(Direction)
Where a line in the listing below contains the word "Municipal", copy that line.

--- Start of Listed records ---

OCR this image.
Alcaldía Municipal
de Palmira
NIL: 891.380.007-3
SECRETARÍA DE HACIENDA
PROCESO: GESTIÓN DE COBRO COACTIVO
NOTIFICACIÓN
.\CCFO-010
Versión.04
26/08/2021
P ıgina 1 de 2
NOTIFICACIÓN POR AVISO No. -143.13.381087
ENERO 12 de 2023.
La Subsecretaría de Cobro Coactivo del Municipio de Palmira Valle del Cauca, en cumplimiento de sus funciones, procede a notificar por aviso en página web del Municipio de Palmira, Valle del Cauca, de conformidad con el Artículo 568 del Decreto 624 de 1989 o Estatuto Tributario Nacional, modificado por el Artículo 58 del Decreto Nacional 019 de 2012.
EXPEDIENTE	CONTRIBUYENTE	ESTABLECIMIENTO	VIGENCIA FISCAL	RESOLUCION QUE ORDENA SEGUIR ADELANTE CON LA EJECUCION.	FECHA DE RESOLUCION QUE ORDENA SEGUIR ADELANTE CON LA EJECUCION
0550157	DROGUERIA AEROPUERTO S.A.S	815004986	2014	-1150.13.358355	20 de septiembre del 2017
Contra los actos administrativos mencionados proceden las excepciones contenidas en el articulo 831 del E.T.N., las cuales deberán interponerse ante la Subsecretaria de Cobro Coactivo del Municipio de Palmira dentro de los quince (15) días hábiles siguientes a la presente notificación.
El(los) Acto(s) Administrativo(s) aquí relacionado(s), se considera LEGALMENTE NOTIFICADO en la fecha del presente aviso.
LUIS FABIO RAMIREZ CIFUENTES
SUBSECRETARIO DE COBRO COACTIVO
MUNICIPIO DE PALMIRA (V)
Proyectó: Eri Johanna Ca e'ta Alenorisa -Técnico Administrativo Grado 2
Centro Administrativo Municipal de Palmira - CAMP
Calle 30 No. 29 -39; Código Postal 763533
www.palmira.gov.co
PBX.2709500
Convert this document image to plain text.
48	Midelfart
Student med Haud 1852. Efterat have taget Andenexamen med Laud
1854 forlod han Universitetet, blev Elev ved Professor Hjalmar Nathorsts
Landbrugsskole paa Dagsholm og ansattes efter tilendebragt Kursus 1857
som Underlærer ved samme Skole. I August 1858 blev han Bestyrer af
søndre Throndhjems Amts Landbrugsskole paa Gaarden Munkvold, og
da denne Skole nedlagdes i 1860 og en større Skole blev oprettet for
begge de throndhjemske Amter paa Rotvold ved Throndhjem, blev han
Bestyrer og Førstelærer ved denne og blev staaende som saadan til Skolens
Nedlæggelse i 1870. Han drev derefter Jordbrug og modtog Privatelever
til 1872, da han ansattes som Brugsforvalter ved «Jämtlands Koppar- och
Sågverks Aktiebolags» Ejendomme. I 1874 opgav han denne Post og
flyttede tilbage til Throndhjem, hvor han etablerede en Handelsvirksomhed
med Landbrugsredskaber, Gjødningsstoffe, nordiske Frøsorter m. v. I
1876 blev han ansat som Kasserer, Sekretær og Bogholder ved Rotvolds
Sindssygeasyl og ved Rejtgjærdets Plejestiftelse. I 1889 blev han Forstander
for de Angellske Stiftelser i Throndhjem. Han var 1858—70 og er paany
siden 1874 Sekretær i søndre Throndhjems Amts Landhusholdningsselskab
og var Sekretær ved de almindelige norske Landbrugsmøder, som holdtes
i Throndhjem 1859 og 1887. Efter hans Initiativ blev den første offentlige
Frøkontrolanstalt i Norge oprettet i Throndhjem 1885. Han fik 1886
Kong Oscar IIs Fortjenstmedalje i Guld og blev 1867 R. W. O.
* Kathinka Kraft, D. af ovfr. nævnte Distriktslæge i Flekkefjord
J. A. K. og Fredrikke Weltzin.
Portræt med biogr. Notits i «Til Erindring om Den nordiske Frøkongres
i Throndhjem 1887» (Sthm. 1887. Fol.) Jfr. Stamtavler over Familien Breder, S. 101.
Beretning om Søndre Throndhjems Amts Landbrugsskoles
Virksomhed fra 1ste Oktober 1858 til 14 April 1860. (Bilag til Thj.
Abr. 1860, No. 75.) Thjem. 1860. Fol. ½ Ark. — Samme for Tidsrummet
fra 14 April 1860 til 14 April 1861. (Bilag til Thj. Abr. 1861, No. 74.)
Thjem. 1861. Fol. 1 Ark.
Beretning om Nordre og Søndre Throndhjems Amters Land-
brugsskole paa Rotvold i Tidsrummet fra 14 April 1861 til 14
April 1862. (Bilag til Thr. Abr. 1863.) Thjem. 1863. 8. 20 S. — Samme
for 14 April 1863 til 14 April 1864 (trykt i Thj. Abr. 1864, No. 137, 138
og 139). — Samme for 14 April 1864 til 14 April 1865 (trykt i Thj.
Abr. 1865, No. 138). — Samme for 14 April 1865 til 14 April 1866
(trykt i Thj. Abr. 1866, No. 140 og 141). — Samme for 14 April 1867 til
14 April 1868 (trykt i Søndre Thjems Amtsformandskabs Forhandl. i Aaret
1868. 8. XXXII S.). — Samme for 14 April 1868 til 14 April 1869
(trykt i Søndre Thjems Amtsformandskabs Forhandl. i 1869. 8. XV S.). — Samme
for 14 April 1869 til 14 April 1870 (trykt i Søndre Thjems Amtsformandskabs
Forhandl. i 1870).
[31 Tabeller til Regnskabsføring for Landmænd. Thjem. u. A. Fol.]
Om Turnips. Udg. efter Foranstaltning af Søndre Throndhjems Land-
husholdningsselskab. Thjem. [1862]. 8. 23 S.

--- End of Listed records ---

(Task solution)
Alcaldía Municipal
Centro Administrativo Municipal de Palmira - CAMP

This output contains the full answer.